TASK DETAILS -
Each line that holds the word "marker" is to be identified and copied.

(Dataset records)
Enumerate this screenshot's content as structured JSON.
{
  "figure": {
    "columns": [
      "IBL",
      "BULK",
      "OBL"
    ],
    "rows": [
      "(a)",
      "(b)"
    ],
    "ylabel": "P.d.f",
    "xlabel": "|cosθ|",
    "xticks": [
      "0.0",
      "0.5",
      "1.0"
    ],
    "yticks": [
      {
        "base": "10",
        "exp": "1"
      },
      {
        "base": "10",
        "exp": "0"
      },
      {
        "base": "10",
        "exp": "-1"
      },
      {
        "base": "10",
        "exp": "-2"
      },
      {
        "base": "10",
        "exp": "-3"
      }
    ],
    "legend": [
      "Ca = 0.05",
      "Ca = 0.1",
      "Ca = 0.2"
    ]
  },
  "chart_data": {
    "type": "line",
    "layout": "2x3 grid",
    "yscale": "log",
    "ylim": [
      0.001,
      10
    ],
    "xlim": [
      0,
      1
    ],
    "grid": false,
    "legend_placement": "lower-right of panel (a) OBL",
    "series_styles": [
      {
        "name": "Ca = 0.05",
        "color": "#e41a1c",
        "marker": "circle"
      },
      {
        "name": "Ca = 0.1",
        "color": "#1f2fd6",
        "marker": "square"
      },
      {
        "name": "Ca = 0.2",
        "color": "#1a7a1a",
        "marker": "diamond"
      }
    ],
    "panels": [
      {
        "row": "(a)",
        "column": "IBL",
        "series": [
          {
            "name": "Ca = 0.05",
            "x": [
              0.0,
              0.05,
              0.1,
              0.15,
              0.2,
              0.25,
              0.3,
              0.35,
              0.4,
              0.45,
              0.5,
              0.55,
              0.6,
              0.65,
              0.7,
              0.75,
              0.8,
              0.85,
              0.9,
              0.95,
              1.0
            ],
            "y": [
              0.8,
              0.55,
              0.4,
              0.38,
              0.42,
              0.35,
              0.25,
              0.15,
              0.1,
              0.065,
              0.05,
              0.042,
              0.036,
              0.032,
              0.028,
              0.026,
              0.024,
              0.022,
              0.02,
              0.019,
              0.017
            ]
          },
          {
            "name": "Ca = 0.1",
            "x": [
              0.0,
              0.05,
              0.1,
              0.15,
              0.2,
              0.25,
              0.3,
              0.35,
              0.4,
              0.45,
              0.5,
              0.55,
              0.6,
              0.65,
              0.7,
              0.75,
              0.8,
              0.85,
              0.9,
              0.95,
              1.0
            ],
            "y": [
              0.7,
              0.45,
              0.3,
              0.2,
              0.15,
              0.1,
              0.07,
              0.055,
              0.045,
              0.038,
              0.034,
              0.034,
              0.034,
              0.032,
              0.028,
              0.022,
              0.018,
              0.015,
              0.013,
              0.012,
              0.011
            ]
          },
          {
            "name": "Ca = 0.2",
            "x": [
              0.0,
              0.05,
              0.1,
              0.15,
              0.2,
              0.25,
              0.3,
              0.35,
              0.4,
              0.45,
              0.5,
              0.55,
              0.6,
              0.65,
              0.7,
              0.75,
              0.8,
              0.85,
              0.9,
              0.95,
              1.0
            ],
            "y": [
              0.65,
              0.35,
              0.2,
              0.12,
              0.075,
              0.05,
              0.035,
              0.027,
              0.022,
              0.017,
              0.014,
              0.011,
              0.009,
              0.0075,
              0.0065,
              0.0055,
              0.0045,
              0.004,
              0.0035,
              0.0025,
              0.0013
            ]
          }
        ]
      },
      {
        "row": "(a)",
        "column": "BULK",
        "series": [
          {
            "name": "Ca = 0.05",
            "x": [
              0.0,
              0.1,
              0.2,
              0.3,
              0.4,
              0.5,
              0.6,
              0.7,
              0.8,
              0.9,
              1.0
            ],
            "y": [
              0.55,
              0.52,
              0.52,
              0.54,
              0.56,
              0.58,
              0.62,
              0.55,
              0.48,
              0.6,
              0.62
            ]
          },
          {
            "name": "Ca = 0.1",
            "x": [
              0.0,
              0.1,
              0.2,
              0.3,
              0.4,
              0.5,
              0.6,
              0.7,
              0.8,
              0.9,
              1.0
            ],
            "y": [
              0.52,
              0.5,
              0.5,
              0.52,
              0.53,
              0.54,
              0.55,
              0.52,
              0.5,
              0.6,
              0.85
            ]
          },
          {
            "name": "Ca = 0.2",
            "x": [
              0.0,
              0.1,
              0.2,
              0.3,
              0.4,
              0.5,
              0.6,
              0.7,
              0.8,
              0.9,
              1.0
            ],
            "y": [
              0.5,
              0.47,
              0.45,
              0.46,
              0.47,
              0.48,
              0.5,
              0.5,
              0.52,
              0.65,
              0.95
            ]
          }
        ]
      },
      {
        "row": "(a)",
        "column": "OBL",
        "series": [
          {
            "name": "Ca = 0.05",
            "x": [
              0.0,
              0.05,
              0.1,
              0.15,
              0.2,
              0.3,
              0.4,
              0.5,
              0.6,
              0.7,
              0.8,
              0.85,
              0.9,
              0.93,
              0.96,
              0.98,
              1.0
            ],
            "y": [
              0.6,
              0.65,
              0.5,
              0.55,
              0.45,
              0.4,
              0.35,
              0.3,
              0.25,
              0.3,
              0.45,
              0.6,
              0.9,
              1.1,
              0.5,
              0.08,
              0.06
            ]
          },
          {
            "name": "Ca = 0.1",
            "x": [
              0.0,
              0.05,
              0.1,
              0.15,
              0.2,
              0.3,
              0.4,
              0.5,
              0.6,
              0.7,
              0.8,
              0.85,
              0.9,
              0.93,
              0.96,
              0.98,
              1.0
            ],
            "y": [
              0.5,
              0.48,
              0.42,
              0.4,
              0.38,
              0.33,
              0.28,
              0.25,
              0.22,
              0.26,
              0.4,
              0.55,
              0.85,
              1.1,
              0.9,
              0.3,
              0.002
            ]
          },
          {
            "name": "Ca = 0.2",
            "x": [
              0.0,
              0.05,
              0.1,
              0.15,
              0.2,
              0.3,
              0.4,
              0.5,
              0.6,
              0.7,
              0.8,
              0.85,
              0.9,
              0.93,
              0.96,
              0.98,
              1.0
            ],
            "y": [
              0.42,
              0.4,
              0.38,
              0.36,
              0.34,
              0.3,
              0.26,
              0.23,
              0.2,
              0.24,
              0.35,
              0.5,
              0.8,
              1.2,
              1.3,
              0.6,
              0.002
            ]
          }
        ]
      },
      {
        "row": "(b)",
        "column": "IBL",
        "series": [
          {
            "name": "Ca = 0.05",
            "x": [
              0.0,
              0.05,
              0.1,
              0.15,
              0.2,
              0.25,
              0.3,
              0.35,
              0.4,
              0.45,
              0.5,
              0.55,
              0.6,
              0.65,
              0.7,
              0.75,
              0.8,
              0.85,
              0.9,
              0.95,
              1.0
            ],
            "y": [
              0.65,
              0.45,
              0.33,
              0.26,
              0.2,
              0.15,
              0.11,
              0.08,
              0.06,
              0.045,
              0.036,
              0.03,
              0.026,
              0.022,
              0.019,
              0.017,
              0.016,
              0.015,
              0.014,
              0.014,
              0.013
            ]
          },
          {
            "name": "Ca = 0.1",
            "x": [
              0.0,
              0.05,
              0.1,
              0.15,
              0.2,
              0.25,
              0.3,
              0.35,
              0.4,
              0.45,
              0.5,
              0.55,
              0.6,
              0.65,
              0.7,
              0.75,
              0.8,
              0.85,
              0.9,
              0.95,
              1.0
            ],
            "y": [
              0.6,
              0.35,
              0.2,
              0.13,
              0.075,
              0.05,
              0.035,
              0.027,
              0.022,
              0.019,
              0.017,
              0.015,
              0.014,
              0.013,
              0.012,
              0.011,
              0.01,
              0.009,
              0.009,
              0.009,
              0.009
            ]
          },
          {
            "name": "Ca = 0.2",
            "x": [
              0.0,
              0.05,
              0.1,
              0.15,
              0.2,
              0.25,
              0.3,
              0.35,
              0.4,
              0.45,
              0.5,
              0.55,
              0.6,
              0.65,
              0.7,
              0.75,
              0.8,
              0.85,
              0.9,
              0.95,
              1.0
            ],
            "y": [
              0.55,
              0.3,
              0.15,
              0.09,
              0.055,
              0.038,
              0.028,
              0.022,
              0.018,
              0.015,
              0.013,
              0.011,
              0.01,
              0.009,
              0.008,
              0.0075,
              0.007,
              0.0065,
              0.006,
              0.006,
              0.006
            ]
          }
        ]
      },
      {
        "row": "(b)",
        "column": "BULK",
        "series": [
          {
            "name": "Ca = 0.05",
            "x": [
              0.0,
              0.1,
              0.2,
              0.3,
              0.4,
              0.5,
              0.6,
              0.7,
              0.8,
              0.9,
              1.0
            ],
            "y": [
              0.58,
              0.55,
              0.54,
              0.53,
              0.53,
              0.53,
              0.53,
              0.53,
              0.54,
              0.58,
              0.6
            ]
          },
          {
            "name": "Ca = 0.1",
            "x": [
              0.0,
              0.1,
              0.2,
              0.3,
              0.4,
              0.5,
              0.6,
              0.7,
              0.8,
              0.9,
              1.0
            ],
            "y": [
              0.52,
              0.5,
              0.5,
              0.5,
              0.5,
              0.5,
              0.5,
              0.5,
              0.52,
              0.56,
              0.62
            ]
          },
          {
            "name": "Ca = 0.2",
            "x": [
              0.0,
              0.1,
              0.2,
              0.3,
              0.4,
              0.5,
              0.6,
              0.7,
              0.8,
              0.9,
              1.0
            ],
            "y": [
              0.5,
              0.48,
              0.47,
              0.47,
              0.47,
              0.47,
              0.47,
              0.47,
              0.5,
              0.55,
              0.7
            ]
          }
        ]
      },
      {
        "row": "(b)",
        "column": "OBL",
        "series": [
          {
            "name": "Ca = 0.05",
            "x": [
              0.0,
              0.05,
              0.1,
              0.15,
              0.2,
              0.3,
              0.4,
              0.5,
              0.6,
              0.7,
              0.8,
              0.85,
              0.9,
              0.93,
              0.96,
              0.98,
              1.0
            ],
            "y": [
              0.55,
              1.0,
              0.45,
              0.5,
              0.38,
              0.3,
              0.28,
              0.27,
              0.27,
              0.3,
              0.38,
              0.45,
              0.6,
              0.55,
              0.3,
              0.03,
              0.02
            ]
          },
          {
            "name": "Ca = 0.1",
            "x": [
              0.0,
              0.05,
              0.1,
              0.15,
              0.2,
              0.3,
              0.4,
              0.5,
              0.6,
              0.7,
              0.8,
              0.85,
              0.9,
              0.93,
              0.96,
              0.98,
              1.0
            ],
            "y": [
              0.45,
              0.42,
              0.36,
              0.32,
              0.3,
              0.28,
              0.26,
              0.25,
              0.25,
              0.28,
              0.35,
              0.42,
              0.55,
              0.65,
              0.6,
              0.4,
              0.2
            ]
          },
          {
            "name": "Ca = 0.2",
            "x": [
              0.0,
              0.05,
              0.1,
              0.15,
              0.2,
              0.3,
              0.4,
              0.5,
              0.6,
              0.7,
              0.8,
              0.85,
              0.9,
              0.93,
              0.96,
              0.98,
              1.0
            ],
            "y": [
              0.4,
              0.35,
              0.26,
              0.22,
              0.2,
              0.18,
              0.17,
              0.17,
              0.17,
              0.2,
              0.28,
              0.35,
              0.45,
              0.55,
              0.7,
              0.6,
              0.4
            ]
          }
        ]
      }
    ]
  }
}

TASK RESPONSE -
        "marker": "circle"
        "marker": "square"
        "marker": "diamond"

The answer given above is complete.